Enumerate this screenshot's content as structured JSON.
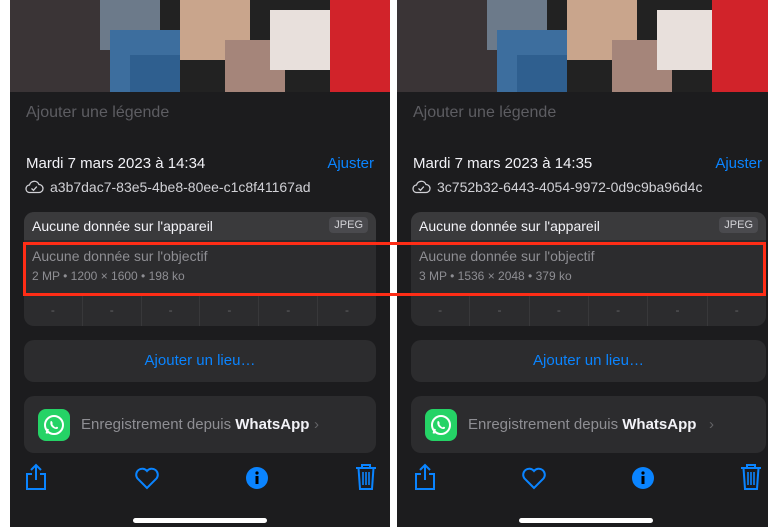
{
  "colors": {
    "accent": "#0a84ff",
    "highlight": "#ff2d16",
    "whatsapp": "#25d366"
  },
  "panels": [
    {
      "caption_placeholder": "Ajouter une légende",
      "date": "Mardi 7 mars 2023 à 14:34",
      "adjust_label": "Ajuster",
      "identifier": "a3b7dac7-83e5-4be8-80ee-c1c8f41167ad",
      "device_label": "Aucune donnée sur l'appareil",
      "format_badge": "JPEG",
      "lens_label": "Aucune donnée sur l'objectif",
      "specs": "2 MP • 1200 × 1600 • 198 ko",
      "exif": [
        "-",
        "-",
        "-",
        "-",
        "-",
        "-"
      ],
      "add_place_label": "Ajouter un lieu…",
      "source_prefix": "Enregistrement depuis",
      "source_app": "WhatsApp"
    },
    {
      "caption_placeholder": "Ajouter une légende",
      "date": "Mardi 7 mars 2023 à 14:35",
      "adjust_label": "Ajuster",
      "identifier": "3c752b32-6443-4054-9972-0d9c9ba96d4c",
      "device_label": "Aucune donnée sur l'appareil",
      "format_badge": "JPEG",
      "lens_label": "Aucune donnée sur l'objectif",
      "specs": "3 MP • 1536 × 2048 • 379 ko",
      "exif": [
        "-",
        "-",
        "-",
        "-",
        "-",
        "-"
      ],
      "add_place_label": "Ajouter un lieu…",
      "source_prefix": "Enregistrement depuis",
      "source_app": "WhatsApp"
    }
  ],
  "toolbar_icons": [
    "share-icon",
    "heart-icon",
    "info-icon",
    "trash-icon"
  ]
}
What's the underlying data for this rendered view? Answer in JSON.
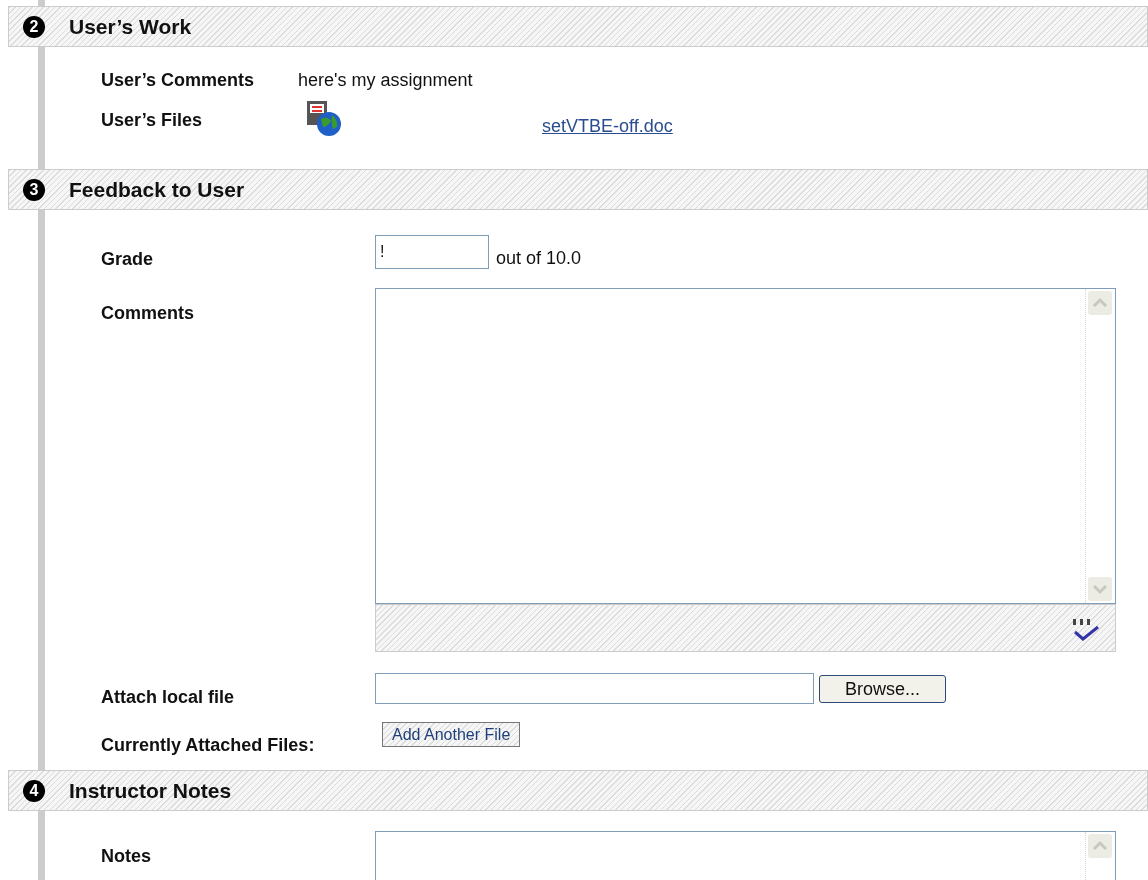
{
  "sections": [
    {
      "number": "2",
      "title": "User’s Work",
      "rows": [
        {
          "kind": "text",
          "label": "User’s Comments",
          "value": "here's my assignment"
        },
        {
          "kind": "file",
          "label": "User’s Files",
          "link": "setVTBE-off.doc"
        }
      ]
    },
    {
      "number": "3",
      "title": "Feedback to User",
      "rows": [
        {
          "kind": "grade",
          "label": "Grade",
          "value": "!",
          "suffix": "out of 10.0"
        },
        {
          "kind": "editor",
          "label": "Comments"
        },
        {
          "kind": "upload",
          "label": "Attach local file",
          "button": "Browse..."
        },
        {
          "kind": "attach",
          "label": "Currently Attached Files:",
          "button": "Add Another File"
        }
      ]
    },
    {
      "number": "4",
      "title": "Instructor Notes",
      "rows": [
        {
          "kind": "notes",
          "label": "Notes"
        }
      ]
    }
  ]
}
★ ★ ★ ★
• [Task objective]: Output all of the records exactly as they appear above, but not the pictures.

• [The output]:
Enumerate this screenshot's content as structured JSON.
{
  "colors": {
    "accent": "#0a84ff",
    "highlight": "#ff2d16",
    "whatsapp": "#25d366"
  },
  "panels": [
    {
      "caption_placeholder": "Ajouter une légende",
      "date": "Mardi 7 mars 2023 à 14:34",
      "adjust_label": "Ajuster",
      "identifier": "a3b7dac7-83e5-4be8-80ee-c1c8f41167ad",
      "device_label": "Aucune donnée sur l'appareil",
      "format_badge": "JPEG",
      "lens_label": "Aucune donnée sur l'objectif",
      "specs": "2 MP • 1200 × 1600 • 198 ko",
      "exif": [
        "-",
        "-",
        "-",
        "-",
        "-",
        "-"
      ],
      "add_place_label": "Ajouter un lieu…",
      "source_prefix": "Enregistrement depuis",
      "source_app": "WhatsApp"
    },
    {
      "caption_placeholder": "Ajouter une légende",
      "date": "Mardi 7 mars 2023 à 14:35",
      "adjust_label": "Ajuster",
      "identifier": "3c752b32-6443-4054-9972-0d9c9ba96d4c",
      "device_label": "Aucune donnée sur l'appareil",
      "format_badge": "JPEG",
      "lens_label": "Aucune donnée sur l'objectif",
      "specs": "3 MP • 1536 × 2048 • 379 ko",
      "exif": [
        "-",
        "-",
        "-",
        "-",
        "-",
        "-"
      ],
      "add_place_label": "Ajouter un lieu…",
      "source_prefix": "Enregistrement depuis",
      "source_app": "WhatsApp"
    }
  ],
  "toolbar_icons": [
    "share-icon",
    "heart-icon",
    "info-icon",
    "trash-icon"
  ]
}
What's the underlying data for this rendered view? Answer in JSON.
{
  "sections": [
    {
      "number": "2",
      "title": "User’s Work",
      "rows": [
        {
          "kind": "text",
          "label": "User’s Comments",
          "value": "here's my assignment"
        },
        {
          "kind": "file",
          "label": "User’s Files",
          "link": "setVTBE-off.doc"
        }
      ]
    },
    {
      "number": "3",
      "title": "Feedback to User",
      "rows": [
        {
          "kind": "grade",
          "label": "Grade",
          "value": "!",
          "suffix": "out of 10.0"
        },
        {
          "kind": "editor",
          "label": "Comments"
        },
        {
          "kind": "upload",
          "label": "Attach local file",
          "button": "Browse..."
        },
        {
          "kind": "attach",
          "label": "Currently Attached Files:",
          "button": "Add Another File"
        }
      ]
    },
    {
      "number": "4",
      "title": "Instructor Notes",
      "rows": [
        {
          "kind": "notes",
          "label": "Notes"
        }
      ]
    }
  ]
}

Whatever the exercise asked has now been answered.